Quote, verbatim, all material below, without pictures.

-------- Dataset

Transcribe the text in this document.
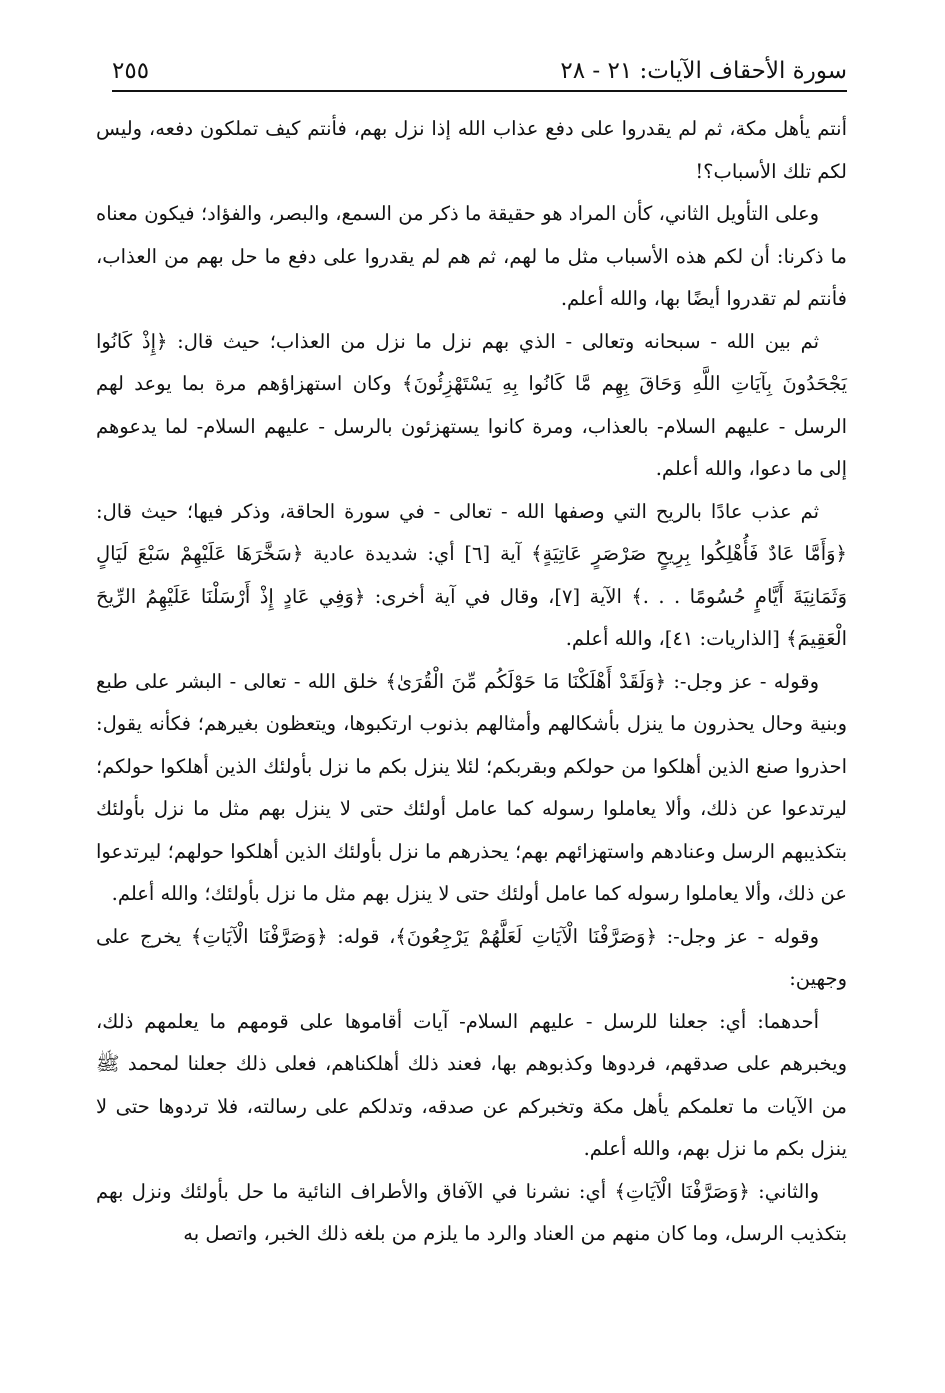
سورة الأحقاف الآيات: ٢١ - ٢٨
٢٥٥

أنتم يأهل مكة، ثم لم يقدروا على دفع عذاب الله إذا نزل بهم، فأنتم كيف تملكون دفعه، وليس لكم تلك الأسباب؟!

وعلى التأويل الثاني، كأن المراد هو حقيقة ما ذكر من السمع، والبصر، والفؤاد؛ فيكون معناه ما ذكرنا: أن لكم هذه الأسباب مثل ما لهم، ثم هم لم يقدروا على دفع ما حل بهم من العذاب، فأنتم لم تقدروا أيضًا بها، والله أعلم.

ثم بين الله - سبحانه وتعالى - الذي بهم نزل ما نزل من العذاب؛ حيث قال: ﴿إِذْ كَانُوا يَجْحَدُونَ بِآيَاتِ اللَّهِ وَحَاقَ بِهِم مَّا كَانُوا بِهِ يَسْتَهْزِئُونَ﴾ وكان استهزاؤهم مرة بما يوعد لهم الرسل - عليهم السلام- بالعذاب، ومرة كانوا يستهزئون بالرسل - عليهم السلام- لما يدعوهم إلى ما دعوا، والله أعلم.

ثم عذب عادًا بالريح التي وصفها الله - تعالى - في سورة الحاقة، وذكر فيها؛ حيث قال: ﴿وَأَمَّا عَادٌ فَأُهْلِكُوا بِرِيحٍ صَرْصَرٍ عَاتِيَةٍ﴾ آية [٦] أي: شديدة عادية ﴿سَخَّرَهَا عَلَيْهِمْ سَبْعَ لَيَالٍ وَثَمَانِيَةَ أَيَّامٍ حُسُومًا . . .﴾ الآية [٧]، وقال في آية أخرى: ﴿وَفِي عَادٍ إِذْ أَرْسَلْنَا عَلَيْهِمُ الرِّيحَ الْعَقِيمَ﴾ [الذاريات: ٤١]، والله أعلم.

وقوله - عز وجل-: ﴿وَلَقَدْ أَهْلَكْنَا مَا حَوْلَكُم مِّنَ الْقُرَىٰ﴾ خلق الله - تعالى - البشر على طبع وبنية وحال يحذرون ما ينزل بأشكالهم وأمثالهم بذنوب ارتكبوها، ويتعظون بغيرهم؛ فكأنه يقول: احذروا صنع الذين أهلكوا من حولكم وبقربكم؛ لئلا ينزل بكم ما نزل بأولئك الذين أهلكوا حولكم؛ ليرتدعوا عن ذلك، وألا يعاملوا رسوله كما عامل أولئك حتى لا ينزل بهم مثل ما نزل بأولئك بتكذيبهم الرسل وعنادهم واستهزائهم بهم؛ يحذرهم ما نزل بأولئك الذين أهلكوا حولهم؛ ليرتدعوا عن ذلك، وألا يعاملوا رسوله كما عامل أولئك حتى لا ينزل بهم مثل ما نزل بأولئك؛ والله أعلم.

وقوله - عز وجل-: ﴿وَصَرَّفْنَا الْآيَاتِ لَعَلَّهُمْ يَرْجِعُونَ﴾، قوله: ﴿وَصَرَّفْنَا الْآيَاتِ﴾ يخرج على وجهين:

أحدهما: أي: جعلنا للرسل - عليهم السلام- آيات أقاموها على قومهم ما يعلمهم ذلك، ويخبرهم على صدقهم، فردوها وكذبوهم بها، فعند ذلك أهلكناهم، فعلى ذلك جعلنا لمحمد ﷺ من الآيات ما تعلمكم يأهل مكة وتخبركم عن صدقه، وتدلكم على رسالته، فلا تردوها حتى لا ينزل بكم ما نزل بهم، والله أعلم.

والثاني: ﴿وَصَرَّفْنَا الْآيَاتِ﴾ أي: نشرنا في الآفاق والأطراف النائية ما حل بأولئك ونزل بهم بتكذيب الرسل، وما كان منهم من العناد والرد ما يلزم من بلغه ذلك الخبر، واتصل به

----------------

Solution for this problem:
Transcribe the text in this document.
سورة الأحقاف الآيات: ٢١ - ٢٨
٢٥٥

أنتم يأهل مكة، ثم لم يقدروا على دفع عذاب الله إذا نزل بهم، فأنتم كيف تملكون دفعه، وليس لكم تلك الأسباب؟!

وعلى التأويل الثاني، كأن المراد هو حقيقة ما ذكر من السمع، والبصر، والفؤاد؛ فيكون معناه ما ذكرنا: أن لكم هذه الأسباب مثل ما لهم، ثم هم لم يقدروا على دفع ما حل بهم من العذاب، فأنتم لم تقدروا أيضًا بها، والله أعلم.

ثم بين الله - سبحانه وتعالى - الذي بهم نزل ما نزل من العذاب؛ حيث قال: ﴿إِذْ كَانُوا يَجْحَدُونَ بِآيَاتِ اللَّهِ وَحَاقَ بِهِم مَّا كَانُوا بِهِ يَسْتَهْزِئُونَ﴾ وكان استهزاؤهم مرة بما يوعد لهم الرسل - عليهم السلام- بالعذاب، ومرة كانوا يستهزئون بالرسل - عليهم السلام- لما يدعوهم إلى ما دعوا، والله أعلم.

ثم عذب عادًا بالريح التي وصفها الله - تعالى - في سورة الحاقة، وذكر فيها؛ حيث قال: ﴿وَأَمَّا عَادٌ فَأُهْلِكُوا بِرِيحٍ صَرْصَرٍ عَاتِيَةٍ﴾ آية [٦] أي: شديدة عادية ﴿سَخَّرَهَا عَلَيْهِمْ سَبْعَ لَيَالٍ وَثَمَانِيَةَ أَيَّامٍ حُسُومًا . . .﴾ الآية [٧]، وقال في آية أخرى: ﴿وَفِي عَادٍ إِذْ أَرْسَلْنَا عَلَيْهِمُ الرِّيحَ الْعَقِيمَ﴾ [الذاريات: ٤١]، والله أعلم.

وقوله - عز وجل-: ﴿وَلَقَدْ أَهْلَكْنَا مَا حَوْلَكُم مِّنَ الْقُرَىٰ﴾ خلق الله - تعالى - البشر على طبع وبنية وحال يحذرون ما ينزل بأشكالهم وأمثالهم بذنوب ارتكبوها، ويتعظون بغيرهم؛ فكأنه يقول: احذروا صنع الذين أهلكوا من حولكم وبقربكم؛ لئلا ينزل بكم ما نزل بأولئك الذين أهلكوا حولكم؛ ليرتدعوا عن ذلك، وألا يعاملوا رسوله كما عامل أولئك حتى لا ينزل بهم مثل ما نزل بأولئك بتكذيبهم الرسل وعنادهم واستهزائهم بهم؛ يحذرهم ما نزل بأولئك الذين أهلكوا حولهم؛ ليرتدعوا عن ذلك، وألا يعاملوا رسوله كما عامل أولئك حتى لا ينزل بهم مثل ما نزل بأولئك؛ والله أعلم.

وقوله - عز وجل-: ﴿وَصَرَّفْنَا الْآيَاتِ لَعَلَّهُمْ يَرْجِعُونَ﴾، قوله: ﴿وَصَرَّفْنَا الْآيَاتِ﴾ يخرج على وجهين:

أحدهما: أي: جعلنا للرسل - عليهم السلام- آيات أقاموها على قومهم ما يعلمهم ذلك، ويخبرهم على صدقهم، فردوها وكذبوهم بها، فعند ذلك أهلكناهم، فعلى ذلك جعلنا لمحمد ﷺ من الآيات ما تعلمكم يأهل مكة وتخبركم عن صدقه، وتدلكم على رسالته، فلا تردوها حتى لا ينزل بكم ما نزل بهم، والله أعلم.

والثاني: ﴿وَصَرَّفْنَا الْآيَاتِ﴾ أي: نشرنا في الآفاق والأطراف النائية ما حل بأولئك ونزل بهم بتكذيب الرسل، وما كان منهم من العناد والرد ما يلزم من بلغه ذلك الخبر، واتصل به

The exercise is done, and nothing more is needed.